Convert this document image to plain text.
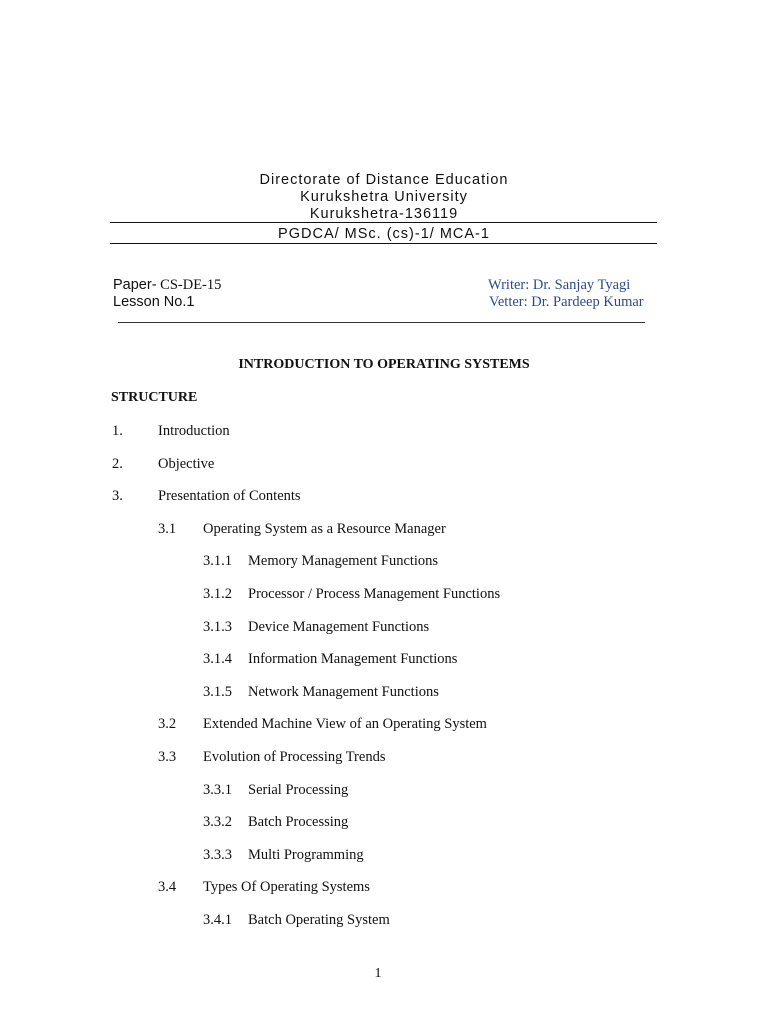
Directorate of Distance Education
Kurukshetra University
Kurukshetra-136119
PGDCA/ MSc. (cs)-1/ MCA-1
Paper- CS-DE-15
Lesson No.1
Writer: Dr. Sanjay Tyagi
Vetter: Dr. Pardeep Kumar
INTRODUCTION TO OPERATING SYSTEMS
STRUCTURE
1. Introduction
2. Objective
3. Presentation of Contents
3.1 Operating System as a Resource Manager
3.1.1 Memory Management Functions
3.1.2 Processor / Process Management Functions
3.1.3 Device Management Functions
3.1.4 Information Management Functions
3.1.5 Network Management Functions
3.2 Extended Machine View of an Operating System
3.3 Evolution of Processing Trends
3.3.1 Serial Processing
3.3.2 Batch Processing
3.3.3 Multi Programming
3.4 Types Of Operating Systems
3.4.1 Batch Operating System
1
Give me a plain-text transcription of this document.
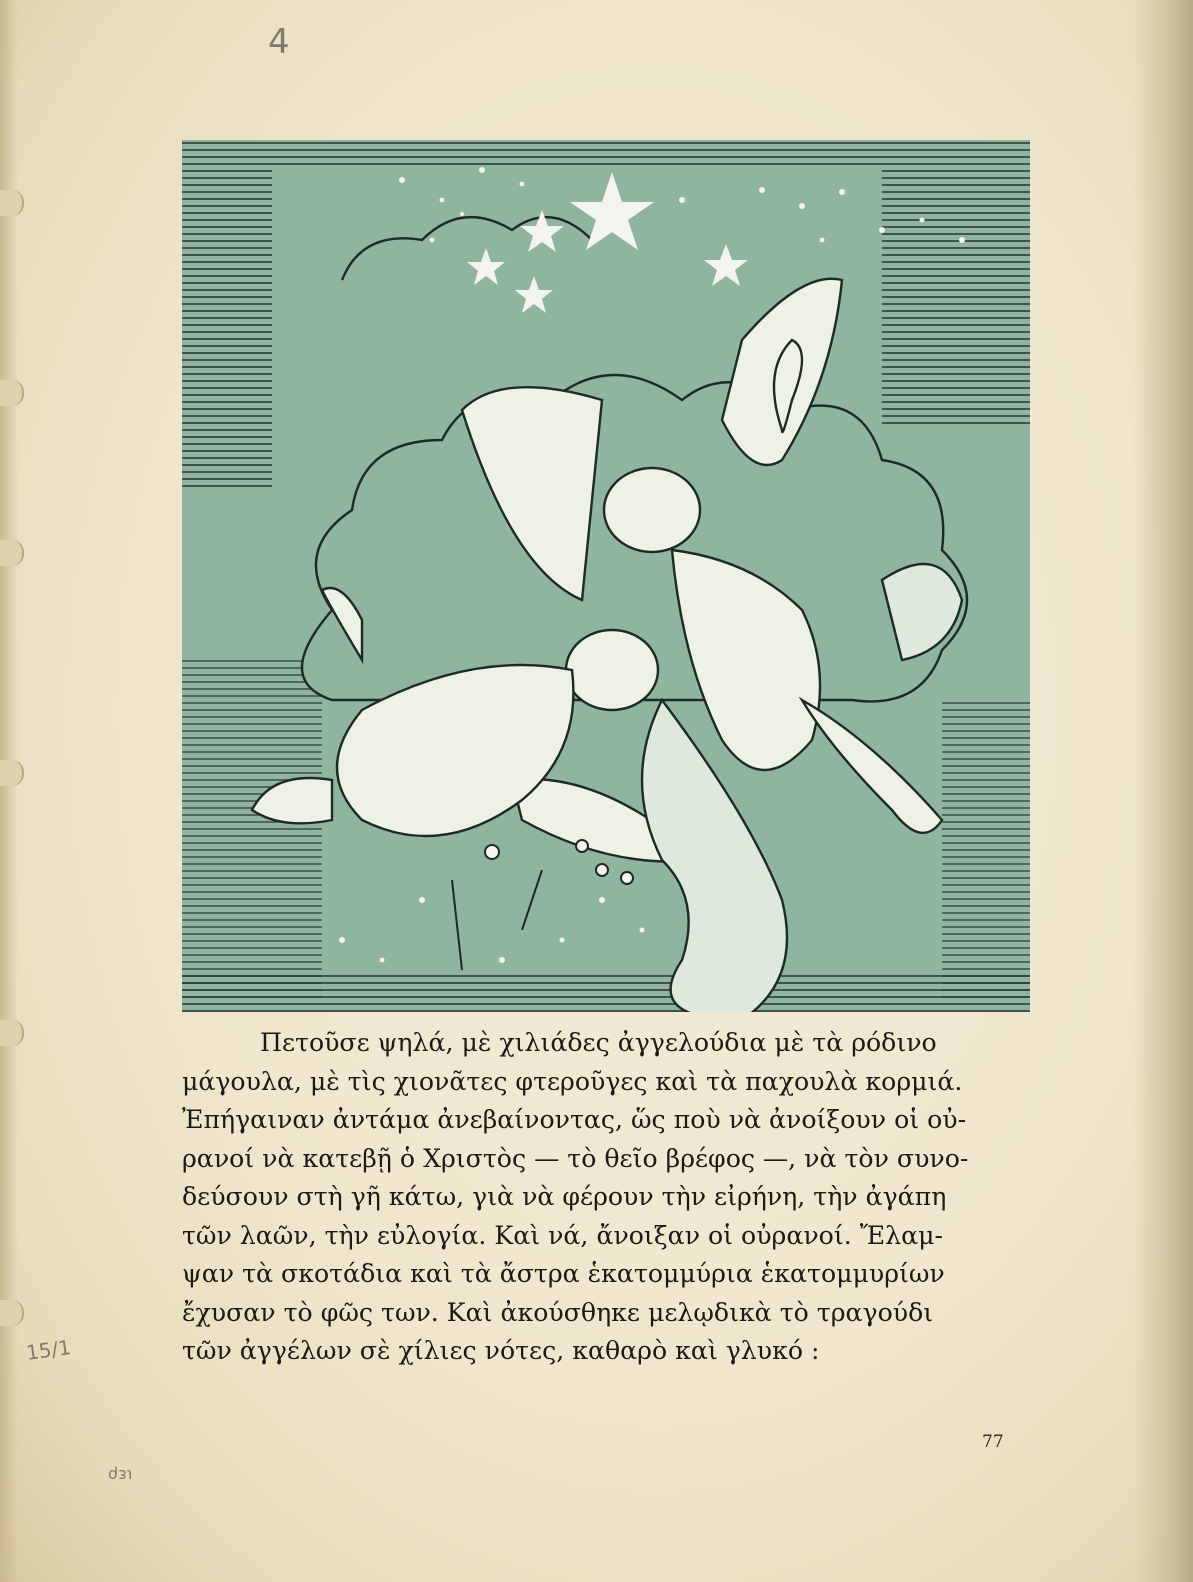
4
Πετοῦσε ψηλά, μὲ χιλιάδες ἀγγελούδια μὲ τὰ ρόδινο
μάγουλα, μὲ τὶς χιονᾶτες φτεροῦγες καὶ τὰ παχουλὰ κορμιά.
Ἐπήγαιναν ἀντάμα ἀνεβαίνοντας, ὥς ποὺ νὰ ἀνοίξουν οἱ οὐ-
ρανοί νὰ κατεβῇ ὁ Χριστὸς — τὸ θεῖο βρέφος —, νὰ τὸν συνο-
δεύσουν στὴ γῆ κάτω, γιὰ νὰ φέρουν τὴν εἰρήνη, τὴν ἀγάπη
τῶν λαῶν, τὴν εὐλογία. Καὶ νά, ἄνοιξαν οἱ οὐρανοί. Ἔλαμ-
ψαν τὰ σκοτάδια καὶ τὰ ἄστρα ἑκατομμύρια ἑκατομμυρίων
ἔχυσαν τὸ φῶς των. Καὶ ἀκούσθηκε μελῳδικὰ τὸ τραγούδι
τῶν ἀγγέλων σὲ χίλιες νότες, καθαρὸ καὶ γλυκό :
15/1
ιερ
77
--
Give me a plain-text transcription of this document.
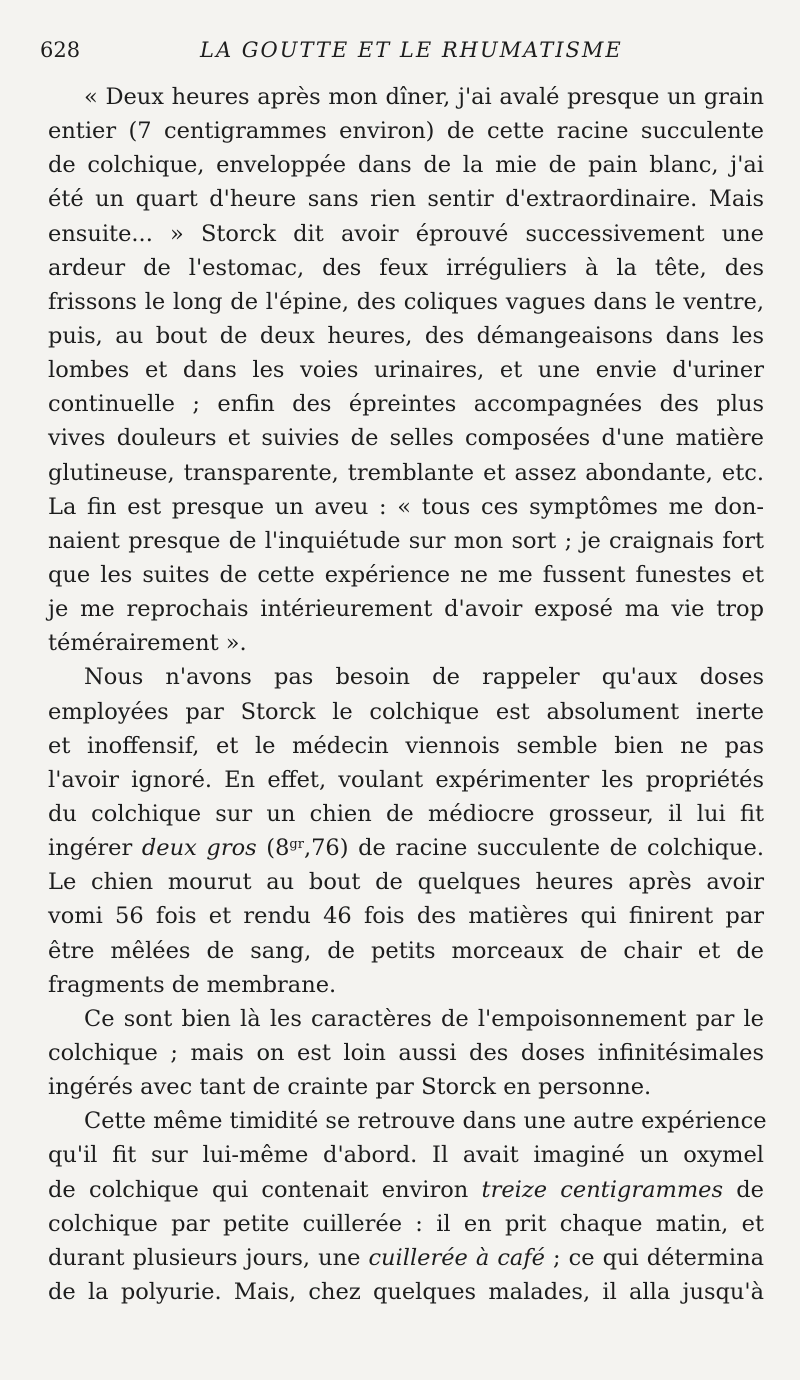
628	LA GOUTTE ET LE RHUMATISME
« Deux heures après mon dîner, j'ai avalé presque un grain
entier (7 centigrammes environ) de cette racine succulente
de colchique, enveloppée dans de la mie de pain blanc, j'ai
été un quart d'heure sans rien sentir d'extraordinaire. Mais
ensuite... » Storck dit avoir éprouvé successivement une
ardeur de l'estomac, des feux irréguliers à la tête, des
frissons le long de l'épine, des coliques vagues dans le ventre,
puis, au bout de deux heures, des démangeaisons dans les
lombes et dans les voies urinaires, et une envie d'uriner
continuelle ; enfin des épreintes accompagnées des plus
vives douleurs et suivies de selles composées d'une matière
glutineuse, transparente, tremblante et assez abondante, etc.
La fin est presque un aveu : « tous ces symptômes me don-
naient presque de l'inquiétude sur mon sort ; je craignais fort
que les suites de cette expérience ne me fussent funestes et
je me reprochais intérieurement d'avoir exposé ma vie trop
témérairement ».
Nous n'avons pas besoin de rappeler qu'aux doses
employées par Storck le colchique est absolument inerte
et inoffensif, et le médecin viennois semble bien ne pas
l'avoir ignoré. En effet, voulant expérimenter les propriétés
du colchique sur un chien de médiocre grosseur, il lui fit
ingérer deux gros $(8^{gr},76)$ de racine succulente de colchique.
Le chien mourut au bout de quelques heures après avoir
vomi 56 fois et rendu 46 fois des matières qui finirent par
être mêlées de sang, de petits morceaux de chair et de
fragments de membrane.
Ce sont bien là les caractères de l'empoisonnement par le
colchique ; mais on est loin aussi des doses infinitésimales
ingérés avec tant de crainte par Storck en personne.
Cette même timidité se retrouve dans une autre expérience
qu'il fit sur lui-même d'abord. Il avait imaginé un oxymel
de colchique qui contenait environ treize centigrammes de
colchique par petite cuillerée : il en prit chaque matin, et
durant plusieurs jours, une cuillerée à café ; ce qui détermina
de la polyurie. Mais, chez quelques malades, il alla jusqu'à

**PROMPT**:
From the records given above, copy all lines containing "expérience".

**SOLUTION TO THIS TASK**:
que les suites de cette expérience ne me fussent funestes et
Cette même timidité se retrouve dans une autre expérience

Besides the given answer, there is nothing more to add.